▸ **EL PROBLEMA**:
Extrae sin cambios, del texto sobre el espacio como producto social, el pasaje que empieza en "Si el espacio" y termina en "y la discriminación.".

▸ **FRAGMENTO MOSTRADO**:
===
Si el espacio es un producto social, como sostenía el filósofo y urbanista Henri Lefebvre, no es algo que venga dado, sino que es resultado de la dinámica social, las relaciones de poder y las interacciones humanas que tienen lugar en un contexto determinado. En otras palabras, este espacio no es solo un telón de fondo sobre el que se desarrollan las actividades humanas, sino que es la propia sociedad la que lo configura y lo crea activamente.
Por tanto, si consideramos el espacio como un producto social, es esencial examinar también sus implicaciones políticas. Reclamar el espacio como propio significa, por tanto, luchar por el reconocimiento y la inclusión, contra la marginación y la discriminación.
Para las mujeres, la propia libertad siempre se mide por el espacio, que no es solo físico, sino también social, político y simbólico. Tomar posesión de un espacio significa, en consecuencia, afirmar la propia autonomía, reivindicar el derecho a existir y a ser visible. La dimensión física del espacio representa el terreno sobre el que se construye la libertad de movimiento y acción, mientras que la dimensión no física subraya la importancia de conquistar un espacio psicológico y social en el que las mujeres puedan ser plenamente ellas mismas, libres de las limitaciones y estereotipos impuestos por la sociedad.
===
▸ **EXTRACTOS DE DATOS**:
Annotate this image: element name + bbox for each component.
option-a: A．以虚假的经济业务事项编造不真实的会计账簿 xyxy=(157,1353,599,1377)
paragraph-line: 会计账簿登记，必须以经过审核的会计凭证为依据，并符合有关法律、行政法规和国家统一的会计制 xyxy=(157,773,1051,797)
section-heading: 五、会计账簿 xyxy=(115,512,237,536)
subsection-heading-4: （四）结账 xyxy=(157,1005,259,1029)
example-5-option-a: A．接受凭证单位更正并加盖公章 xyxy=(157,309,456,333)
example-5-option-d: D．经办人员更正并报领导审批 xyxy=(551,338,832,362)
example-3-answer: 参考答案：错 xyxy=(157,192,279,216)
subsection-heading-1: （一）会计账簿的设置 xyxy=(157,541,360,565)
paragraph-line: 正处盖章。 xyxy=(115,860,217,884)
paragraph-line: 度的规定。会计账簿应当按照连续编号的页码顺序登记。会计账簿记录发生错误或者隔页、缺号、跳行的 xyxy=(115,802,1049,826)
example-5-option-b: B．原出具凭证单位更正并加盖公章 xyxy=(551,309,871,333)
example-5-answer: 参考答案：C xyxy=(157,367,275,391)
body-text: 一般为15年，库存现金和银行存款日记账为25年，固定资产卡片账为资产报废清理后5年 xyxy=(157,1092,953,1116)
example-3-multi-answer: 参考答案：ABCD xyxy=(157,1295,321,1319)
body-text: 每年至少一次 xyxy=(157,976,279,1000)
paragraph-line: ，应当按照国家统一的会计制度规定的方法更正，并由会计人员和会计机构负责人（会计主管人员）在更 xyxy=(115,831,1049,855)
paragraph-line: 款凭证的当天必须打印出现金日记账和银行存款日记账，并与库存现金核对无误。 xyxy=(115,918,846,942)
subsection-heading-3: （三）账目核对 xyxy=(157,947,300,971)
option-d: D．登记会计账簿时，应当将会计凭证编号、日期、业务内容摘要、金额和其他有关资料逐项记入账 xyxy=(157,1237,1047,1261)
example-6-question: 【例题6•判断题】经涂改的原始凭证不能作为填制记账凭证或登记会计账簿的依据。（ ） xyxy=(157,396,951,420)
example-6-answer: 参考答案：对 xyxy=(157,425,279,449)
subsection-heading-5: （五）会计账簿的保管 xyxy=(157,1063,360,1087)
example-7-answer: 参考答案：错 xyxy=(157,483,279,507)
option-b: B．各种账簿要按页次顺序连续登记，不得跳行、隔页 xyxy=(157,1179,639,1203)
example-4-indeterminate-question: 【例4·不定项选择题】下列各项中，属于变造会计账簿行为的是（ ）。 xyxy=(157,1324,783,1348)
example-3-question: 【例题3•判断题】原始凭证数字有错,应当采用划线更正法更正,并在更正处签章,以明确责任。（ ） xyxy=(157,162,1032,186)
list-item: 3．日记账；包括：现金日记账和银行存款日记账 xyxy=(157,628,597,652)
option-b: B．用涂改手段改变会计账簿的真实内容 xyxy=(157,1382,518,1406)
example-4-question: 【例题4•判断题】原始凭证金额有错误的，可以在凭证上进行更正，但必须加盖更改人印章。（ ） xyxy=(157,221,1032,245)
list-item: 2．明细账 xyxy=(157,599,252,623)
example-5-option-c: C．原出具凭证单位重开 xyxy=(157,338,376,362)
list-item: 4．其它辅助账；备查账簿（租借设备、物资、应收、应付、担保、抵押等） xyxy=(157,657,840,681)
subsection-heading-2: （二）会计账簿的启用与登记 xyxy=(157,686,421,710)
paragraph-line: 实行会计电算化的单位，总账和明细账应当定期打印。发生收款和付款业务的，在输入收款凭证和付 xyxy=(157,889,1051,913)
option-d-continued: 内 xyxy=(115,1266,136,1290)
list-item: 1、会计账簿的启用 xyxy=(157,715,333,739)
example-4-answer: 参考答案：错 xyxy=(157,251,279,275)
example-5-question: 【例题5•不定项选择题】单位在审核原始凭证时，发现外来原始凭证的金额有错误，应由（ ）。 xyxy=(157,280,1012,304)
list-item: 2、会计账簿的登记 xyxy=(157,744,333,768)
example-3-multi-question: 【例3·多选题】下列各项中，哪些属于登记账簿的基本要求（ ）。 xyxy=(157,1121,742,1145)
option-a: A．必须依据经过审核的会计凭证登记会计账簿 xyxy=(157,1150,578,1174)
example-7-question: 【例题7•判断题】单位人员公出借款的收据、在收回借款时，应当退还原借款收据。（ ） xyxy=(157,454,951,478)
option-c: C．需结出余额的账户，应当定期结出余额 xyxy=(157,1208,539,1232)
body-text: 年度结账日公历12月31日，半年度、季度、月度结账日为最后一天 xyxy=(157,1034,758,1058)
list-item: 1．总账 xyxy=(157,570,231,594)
===
▸ **RESPUESTA**:
Si el espacio es un producto social, como sostenía el filósofo y urbanista Henri Lefebvre, no es algo que venga dado, sino que es resultado de la dinámica social, las relaciones de poder y las interacciones humanas que tienen lugar en un contexto determinado. En otras palabras, este espacio no es solo un telón de fondo sobre el que se desarrollan las actividades humanas, sino que es la propia sociedad la que lo configura y lo crea activamente.
Por tanto, si consideramos el espacio como un producto social, es esencial examinar también sus implicaciones políticas. Reclamar el espacio como propio significa, por tanto, luchar por el reconocimiento y la inclusión, contra la marginación y la discriminación.